## Extracted records
+++++

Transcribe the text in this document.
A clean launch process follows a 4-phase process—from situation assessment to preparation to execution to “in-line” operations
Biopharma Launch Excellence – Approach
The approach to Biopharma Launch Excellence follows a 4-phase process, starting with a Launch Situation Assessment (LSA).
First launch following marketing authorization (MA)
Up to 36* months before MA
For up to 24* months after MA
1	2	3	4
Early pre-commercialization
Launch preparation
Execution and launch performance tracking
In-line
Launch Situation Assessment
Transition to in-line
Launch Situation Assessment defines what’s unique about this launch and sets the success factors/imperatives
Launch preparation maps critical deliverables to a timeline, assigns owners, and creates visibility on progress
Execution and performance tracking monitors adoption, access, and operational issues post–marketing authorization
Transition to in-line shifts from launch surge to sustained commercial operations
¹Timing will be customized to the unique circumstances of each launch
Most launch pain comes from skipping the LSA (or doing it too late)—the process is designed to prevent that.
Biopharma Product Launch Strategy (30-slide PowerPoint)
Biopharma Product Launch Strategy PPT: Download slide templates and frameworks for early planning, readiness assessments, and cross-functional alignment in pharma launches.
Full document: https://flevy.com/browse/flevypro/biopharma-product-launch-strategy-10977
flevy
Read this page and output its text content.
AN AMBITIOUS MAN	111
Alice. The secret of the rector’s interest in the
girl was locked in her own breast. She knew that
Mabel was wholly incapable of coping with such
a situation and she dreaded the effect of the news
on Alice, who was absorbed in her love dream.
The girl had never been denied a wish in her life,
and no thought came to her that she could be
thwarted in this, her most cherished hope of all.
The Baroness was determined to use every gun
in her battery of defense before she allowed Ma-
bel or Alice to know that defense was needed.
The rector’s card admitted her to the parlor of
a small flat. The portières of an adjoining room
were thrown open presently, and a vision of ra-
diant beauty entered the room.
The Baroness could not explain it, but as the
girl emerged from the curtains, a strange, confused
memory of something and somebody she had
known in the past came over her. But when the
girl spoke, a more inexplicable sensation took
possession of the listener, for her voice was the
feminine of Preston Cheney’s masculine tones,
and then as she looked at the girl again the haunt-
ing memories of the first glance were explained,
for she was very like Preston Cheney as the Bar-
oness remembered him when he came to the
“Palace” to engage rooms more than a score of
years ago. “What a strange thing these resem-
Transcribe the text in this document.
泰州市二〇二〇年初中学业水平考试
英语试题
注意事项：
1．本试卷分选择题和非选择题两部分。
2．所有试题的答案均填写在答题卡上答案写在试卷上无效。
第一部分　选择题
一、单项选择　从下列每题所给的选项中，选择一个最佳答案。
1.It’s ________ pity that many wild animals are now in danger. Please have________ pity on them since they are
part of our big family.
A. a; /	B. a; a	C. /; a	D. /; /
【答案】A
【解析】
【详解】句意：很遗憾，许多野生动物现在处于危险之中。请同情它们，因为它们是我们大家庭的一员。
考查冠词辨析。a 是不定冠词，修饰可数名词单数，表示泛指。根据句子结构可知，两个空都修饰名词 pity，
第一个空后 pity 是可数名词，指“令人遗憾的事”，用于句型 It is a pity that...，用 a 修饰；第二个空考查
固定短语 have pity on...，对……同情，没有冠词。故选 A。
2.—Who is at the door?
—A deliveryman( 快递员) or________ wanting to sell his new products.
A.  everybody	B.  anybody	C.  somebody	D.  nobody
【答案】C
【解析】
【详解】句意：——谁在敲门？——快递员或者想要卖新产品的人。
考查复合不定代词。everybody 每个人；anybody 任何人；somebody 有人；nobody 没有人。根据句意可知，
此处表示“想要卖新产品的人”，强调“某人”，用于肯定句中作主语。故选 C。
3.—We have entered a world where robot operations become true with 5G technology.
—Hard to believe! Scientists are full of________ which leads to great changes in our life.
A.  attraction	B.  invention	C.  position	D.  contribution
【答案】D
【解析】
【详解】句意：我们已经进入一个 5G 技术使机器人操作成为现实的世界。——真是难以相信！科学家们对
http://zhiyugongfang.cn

+++++

## Instructions to follow
In the material above, find the lines that contain "strange" and show them.

## Output for this task
girl emerged from the curtains, a strange, confused
years ago. “What a strange thing these resem-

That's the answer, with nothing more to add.